EXERCISE OBJECTIVE: Every entry that follows should be reproduced exactly.

PROVIDED DATA:
━━━━━━━━

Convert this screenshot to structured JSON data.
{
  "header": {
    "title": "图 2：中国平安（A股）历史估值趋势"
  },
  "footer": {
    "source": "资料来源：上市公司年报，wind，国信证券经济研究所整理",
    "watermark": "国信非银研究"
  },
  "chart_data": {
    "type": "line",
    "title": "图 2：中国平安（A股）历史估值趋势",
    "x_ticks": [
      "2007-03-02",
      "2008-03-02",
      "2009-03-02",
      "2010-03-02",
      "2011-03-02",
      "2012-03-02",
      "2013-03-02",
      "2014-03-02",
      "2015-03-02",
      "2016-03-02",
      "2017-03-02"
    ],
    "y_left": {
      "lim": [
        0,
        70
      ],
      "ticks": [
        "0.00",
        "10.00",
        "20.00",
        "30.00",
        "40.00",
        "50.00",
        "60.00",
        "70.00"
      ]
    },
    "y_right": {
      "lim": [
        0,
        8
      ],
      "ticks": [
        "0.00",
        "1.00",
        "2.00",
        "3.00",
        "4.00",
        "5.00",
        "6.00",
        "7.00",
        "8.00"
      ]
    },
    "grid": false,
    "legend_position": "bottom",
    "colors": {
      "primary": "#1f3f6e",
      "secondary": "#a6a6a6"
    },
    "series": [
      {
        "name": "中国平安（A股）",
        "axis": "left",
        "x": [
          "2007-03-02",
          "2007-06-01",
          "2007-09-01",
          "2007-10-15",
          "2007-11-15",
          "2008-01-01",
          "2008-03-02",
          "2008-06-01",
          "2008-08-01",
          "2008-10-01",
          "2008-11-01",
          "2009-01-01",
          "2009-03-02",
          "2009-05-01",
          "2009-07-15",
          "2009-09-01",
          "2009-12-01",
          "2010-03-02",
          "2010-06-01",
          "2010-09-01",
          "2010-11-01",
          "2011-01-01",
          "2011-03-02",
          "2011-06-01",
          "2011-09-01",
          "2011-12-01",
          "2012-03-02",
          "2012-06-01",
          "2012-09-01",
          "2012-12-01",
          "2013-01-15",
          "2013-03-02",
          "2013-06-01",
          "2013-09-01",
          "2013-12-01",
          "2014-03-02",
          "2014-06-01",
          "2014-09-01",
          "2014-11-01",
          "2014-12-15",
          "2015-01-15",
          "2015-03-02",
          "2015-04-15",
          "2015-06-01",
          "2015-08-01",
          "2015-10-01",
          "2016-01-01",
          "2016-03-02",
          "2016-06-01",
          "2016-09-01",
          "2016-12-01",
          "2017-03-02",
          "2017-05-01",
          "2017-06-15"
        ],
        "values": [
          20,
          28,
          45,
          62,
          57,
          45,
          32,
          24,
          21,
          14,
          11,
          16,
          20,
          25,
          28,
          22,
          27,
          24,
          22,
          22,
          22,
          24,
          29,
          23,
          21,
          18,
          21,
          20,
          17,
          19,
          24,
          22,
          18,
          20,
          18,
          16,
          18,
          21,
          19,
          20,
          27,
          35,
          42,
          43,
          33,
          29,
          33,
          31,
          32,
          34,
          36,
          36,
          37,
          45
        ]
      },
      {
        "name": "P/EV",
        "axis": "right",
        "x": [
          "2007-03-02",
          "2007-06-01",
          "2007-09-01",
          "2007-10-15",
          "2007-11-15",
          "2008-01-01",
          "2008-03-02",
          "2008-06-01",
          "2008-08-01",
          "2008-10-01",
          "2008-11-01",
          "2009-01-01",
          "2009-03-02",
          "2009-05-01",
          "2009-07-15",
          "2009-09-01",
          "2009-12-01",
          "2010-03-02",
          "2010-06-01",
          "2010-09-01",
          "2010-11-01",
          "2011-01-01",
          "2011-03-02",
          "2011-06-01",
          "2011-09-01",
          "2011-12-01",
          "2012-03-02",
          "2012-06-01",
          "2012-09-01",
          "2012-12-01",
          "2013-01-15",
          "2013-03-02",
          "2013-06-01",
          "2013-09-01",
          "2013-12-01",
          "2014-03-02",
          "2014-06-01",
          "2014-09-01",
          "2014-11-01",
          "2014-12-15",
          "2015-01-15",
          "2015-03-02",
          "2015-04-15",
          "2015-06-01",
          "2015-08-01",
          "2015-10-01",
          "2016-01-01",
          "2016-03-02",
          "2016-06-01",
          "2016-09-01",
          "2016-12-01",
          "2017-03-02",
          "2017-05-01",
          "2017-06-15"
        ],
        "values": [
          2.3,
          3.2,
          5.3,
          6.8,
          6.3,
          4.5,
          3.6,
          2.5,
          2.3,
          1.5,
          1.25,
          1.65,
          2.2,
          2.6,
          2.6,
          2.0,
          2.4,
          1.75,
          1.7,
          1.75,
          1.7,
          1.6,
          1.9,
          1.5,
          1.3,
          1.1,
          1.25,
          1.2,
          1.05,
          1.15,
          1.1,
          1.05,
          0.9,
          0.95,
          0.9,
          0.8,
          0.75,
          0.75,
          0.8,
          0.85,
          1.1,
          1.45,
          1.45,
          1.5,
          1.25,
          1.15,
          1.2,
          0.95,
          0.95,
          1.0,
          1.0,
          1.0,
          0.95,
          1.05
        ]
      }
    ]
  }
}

━━━━━━━━

RESPONSE TO THIS TASK:
Convert this screenshot to structured JSON data.
{
  "header": {
    "title": "图 2：中国平安（A股）历史估值趋势"
  },
  "footer": {
    "source": "资料来源：上市公司年报，wind，国信证券经济研究所整理",
    "watermark": "国信非银研究"
  },
  "chart_data": {
    "type": "line",
    "title": "图 2：中国平安（A股）历史估值趋势",
    "x_ticks": [
      "2007-03-02",
      "2008-03-02",
      "2009-03-02",
      "2010-03-02",
      "2011-03-02",
      "2012-03-02",
      "2013-03-02",
      "2014-03-02",
      "2015-03-02",
      "2016-03-02",
      "2017-03-02"
    ],
    "y_left": {
      "lim": [
        0,
        70
      ],
      "ticks": [
        "0.00",
        "10.00",
        "20.00",
        "30.00",
        "40.00",
        "50.00",
        "60.00",
        "70.00"
      ]
    },
    "y_right": {
      "lim": [
        0,
        8
      ],
      "ticks": [
        "0.00",
        "1.00",
        "2.00",
        "3.00",
        "4.00",
        "5.00",
        "6.00",
        "7.00",
        "8.00"
      ]
    },
    "grid": false,
    "legend_position": "bottom",
    "colors": {
      "primary": "#1f3f6e",
      "secondary": "#a6a6a6"
    },
    "series": [
      {
        "name": "中国平安（A股）",
        "axis": "left",
        "x": [
          "2007-03-02",
          "2007-06-01",
          "2007-09-01",
          "2007-10-15",
          "2007-11-15",
          "2008-01-01",
          "2008-03-02",
          "2008-06-01",
          "2008-08-01",
          "2008-10-01",
          "2008-11-01",
          "2009-01-01",
          "2009-03-02",
          "2009-05-01",
          "2009-07-15",
          "2009-09-01",
          "2009-12-01",
          "2010-03-02",
          "2010-06-01",
          "2010-09-01",
          "2010-11-01",
          "2011-01-01",
          "2011-03-02",
          "2011-06-01",
          "2011-09-01",
          "2011-12-01",
          "2012-03-02",
          "2012-06-01",
          "2012-09-01",
          "2012-12-01",
          "2013-01-15",
          "2013-03-02",
          "2013-06-01",
          "2013-09-01",
          "2013-12-01",
          "2014-03-02",
          "2014-06-01",
          "2014-09-01",
          "2014-11-01",
          "2014-12-15",
          "2015-01-15",
          "2015-03-02",
          "2015-04-15",
          "2015-06-01",
          "2015-08-01",
          "2015-10-01",
          "2016-01-01",
          "2016-03-02",
          "2016-06-01",
          "2016-09-01",
          "2016-12-01",
          "2017-03-02",
          "2017-05-01",
          "2017-06-15"
        ],
        "values": [
          20,
          28,
          45,
          62,
          57,
          45,
          32,
          24,
          21,
          14,
          11,
          16,
          20,
          25,
          28,
          22,
          27,
          24,
          22,
          22,
          22,
          24,
          29,
          23,
          21,
          18,
          21,
          20,
          17,
          19,
          24,
          22,
          18,
          20,
          18,
          16,
          18,
          21,
          19,
          20,
          27,
          35,
          42,
          43,
          33,
          29,
          33,
          31,
          32,
          34,
          36,
          36,
          37,
          45
        ]
      },
      {
        "name": "P/EV",
        "axis": "right",
        "x": [
          "2007-03-02",
          "2007-06-01",
          "2007-09-01",
          "2007-10-15",
          "2007-11-15",
          "2008-01-01",
          "2008-03-02",
          "2008-06-01",
          "2008-08-01",
          "2008-10-01",
          "2008-11-01",
          "2009-01-01",
          "2009-03-02",
          "2009-05-01",
          "2009-07-15",
          "2009-09-01",
          "2009-12-01",
          "2010-03-02",
          "2010-06-01",
          "2010-09-01",
          "2010-11-01",
          "2011-01-01",
          "2011-03-02",
          "2011-06-01",
          "2011-09-01",
          "2011-12-01",
          "2012-03-02",
          "2012-06-01",
          "2012-09-01",
          "2012-12-01",
          "2013-01-15",
          "2013-03-02",
          "2013-06-01",
          "2013-09-01",
          "2013-12-01",
          "2014-03-02",
          "2014-06-01",
          "2014-09-01",
          "2014-11-01",
          "2014-12-15",
          "2015-01-15",
          "2015-03-02",
          "2015-04-15",
          "2015-06-01",
          "2015-08-01",
          "2015-10-01",
          "2016-01-01",
          "2016-03-02",
          "2016-06-01",
          "2016-09-01",
          "2016-12-01",
          "2017-03-02",
          "2017-05-01",
          "2017-06-15"
        ],
        "values": [
          2.3,
          3.2,
          5.3,
          6.8,
          6.3,
          4.5,
          3.6,
          2.5,
          2.3,
          1.5,
          1.25,
          1.65,
          2.2,
          2.6,
          2.6,
          2.0,
          2.4,
          1.75,
          1.7,
          1.75,
          1.7,
          1.6,
          1.9,
          1.5,
          1.3,
          1.1,
          1.25,
          1.2,
          1.05,
          1.15,
          1.1,
          1.05,
          0.9,
          0.95,
          0.9,
          0.8,
          0.75,
          0.75,
          0.8,
          0.85,
          1.1,
          1.45,
          1.45,
          1.5,
          1.25,
          1.15,
          1.2,
          0.95,
          0.95,
          1.0,
          1.0,
          1.0,
          0.95,
          1.05
        ]
      }
    ]
  }
}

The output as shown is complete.